TASK STATEMENT
Lines holding the string "title" are the ones to copy; find them all in the data.

EXTRACTED DATA
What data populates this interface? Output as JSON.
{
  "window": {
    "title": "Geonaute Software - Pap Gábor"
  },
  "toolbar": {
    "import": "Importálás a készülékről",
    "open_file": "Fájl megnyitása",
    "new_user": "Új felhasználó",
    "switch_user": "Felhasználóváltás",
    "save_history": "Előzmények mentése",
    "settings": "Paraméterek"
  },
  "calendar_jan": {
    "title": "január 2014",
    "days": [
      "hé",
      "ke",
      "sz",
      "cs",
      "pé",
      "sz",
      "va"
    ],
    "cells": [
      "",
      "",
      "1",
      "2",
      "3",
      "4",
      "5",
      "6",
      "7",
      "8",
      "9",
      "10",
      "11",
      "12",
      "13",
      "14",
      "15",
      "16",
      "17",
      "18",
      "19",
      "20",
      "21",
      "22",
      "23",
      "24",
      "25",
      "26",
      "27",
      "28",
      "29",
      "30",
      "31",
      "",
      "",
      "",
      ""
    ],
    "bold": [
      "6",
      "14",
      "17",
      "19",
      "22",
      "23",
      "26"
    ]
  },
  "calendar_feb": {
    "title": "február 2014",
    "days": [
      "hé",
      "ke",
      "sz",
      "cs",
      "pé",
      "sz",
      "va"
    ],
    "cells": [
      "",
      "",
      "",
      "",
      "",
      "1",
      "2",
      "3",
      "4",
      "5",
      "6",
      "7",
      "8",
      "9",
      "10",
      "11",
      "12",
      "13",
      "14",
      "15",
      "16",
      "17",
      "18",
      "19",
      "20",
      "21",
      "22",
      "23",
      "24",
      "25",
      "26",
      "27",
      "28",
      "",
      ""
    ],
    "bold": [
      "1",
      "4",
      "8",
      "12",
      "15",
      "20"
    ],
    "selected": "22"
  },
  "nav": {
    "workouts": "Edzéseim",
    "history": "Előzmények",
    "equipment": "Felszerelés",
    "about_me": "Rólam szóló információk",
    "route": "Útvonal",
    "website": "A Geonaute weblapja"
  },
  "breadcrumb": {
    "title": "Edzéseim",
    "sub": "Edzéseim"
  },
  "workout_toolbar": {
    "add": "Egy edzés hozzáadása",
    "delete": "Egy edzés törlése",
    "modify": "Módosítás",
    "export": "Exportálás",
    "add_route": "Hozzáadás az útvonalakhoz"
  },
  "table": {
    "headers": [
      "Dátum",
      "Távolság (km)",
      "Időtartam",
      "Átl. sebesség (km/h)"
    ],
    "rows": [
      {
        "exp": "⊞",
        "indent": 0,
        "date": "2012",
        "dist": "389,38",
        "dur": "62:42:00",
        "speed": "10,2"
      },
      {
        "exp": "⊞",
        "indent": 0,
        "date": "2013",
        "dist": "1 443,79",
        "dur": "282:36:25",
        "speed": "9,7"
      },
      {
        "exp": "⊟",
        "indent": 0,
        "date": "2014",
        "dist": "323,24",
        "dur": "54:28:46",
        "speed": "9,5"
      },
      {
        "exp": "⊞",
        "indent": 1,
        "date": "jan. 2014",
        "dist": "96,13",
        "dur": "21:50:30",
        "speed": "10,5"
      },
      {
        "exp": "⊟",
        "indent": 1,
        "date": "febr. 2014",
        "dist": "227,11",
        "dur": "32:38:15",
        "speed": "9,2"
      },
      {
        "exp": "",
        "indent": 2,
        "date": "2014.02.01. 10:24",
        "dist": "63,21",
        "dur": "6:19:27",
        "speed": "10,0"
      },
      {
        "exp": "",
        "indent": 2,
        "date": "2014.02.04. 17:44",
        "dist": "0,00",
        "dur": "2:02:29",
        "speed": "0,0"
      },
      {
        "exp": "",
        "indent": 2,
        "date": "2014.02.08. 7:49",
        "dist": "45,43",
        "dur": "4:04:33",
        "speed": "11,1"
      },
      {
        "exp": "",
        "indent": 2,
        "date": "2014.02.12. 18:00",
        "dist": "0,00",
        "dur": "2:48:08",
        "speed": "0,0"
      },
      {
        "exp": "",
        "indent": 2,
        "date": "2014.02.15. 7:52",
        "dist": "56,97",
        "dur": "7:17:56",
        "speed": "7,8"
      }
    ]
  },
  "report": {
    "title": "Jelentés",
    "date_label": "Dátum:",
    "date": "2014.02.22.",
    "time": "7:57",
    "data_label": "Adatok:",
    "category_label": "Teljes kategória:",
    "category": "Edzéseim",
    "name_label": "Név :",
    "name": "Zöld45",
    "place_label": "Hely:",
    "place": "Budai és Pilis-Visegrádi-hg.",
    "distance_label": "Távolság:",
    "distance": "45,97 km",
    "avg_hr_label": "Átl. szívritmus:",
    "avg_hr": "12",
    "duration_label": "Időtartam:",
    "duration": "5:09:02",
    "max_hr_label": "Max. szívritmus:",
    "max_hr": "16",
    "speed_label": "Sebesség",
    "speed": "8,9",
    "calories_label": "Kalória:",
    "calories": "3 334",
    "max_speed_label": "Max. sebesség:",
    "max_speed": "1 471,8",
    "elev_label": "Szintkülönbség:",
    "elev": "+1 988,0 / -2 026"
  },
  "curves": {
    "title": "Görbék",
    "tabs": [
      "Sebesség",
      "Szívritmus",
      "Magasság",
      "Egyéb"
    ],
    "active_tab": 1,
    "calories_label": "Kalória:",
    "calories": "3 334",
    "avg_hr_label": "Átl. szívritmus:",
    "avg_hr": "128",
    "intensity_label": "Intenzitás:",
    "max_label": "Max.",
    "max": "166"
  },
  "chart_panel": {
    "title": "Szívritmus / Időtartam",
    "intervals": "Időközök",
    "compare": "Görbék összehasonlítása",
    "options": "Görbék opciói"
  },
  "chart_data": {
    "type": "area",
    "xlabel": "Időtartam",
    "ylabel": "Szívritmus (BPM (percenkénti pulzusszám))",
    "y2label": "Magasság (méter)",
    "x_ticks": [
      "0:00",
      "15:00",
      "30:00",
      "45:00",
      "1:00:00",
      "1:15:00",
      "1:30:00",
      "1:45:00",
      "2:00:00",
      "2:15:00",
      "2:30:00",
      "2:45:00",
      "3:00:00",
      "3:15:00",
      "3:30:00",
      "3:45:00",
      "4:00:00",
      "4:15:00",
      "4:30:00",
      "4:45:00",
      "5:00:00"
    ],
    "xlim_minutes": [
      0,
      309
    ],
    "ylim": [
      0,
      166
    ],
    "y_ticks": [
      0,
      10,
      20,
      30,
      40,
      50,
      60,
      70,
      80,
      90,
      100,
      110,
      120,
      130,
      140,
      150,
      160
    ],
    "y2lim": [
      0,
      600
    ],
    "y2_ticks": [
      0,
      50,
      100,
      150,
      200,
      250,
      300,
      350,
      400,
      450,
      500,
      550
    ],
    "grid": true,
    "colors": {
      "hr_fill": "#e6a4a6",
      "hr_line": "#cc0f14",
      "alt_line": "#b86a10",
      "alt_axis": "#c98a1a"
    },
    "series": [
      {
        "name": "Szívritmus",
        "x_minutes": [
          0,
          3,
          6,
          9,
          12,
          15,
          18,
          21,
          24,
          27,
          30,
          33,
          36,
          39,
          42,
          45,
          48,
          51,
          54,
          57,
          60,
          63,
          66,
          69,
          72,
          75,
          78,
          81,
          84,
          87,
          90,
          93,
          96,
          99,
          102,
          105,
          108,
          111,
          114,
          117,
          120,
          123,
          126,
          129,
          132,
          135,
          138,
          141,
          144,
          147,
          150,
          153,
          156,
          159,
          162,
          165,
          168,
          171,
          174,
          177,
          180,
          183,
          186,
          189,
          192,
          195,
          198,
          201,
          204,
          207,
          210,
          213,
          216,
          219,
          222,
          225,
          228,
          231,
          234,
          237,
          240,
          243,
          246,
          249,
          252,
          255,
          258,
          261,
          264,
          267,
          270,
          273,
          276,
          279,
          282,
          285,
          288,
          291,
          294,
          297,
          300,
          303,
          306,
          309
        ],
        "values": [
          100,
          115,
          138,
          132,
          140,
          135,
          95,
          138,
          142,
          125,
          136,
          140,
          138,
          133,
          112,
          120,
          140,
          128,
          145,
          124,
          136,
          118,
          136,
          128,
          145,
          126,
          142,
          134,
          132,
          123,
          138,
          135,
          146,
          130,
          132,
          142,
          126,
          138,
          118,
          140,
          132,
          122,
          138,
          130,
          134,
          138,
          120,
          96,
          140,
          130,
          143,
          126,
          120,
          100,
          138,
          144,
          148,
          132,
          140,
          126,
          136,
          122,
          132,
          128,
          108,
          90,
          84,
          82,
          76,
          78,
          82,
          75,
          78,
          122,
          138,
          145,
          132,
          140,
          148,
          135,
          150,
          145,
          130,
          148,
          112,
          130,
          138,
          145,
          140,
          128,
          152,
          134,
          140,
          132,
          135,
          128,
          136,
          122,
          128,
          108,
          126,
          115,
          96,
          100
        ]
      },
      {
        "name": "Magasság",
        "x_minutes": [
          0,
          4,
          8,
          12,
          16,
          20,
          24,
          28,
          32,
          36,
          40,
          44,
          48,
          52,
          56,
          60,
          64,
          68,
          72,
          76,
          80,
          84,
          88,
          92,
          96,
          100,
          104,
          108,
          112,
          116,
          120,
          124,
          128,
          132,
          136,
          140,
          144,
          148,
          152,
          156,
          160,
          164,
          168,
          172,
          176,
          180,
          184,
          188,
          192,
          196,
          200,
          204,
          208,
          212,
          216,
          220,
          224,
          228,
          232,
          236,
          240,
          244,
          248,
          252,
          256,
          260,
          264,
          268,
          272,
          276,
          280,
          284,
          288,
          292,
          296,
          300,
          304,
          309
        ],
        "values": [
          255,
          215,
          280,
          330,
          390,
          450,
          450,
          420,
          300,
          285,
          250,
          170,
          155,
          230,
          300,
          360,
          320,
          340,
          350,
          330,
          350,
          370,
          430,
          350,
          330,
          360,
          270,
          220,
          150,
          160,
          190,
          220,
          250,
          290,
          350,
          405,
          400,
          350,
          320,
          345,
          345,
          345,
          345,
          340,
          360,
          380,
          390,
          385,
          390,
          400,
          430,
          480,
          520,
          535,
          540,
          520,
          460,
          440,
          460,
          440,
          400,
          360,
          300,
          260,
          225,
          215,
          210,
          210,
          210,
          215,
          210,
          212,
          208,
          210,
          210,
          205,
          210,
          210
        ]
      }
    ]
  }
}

ANSWER BELOW
    "title": "Geonaute Software - Pap Gábor"
    "title": "január 2014",
    "title": "február 2014",
    "title": "Edzéseim",
    "title": "Jelentés",
    "title": "Görbék",
    "title": "Szívritmus / Időtartam",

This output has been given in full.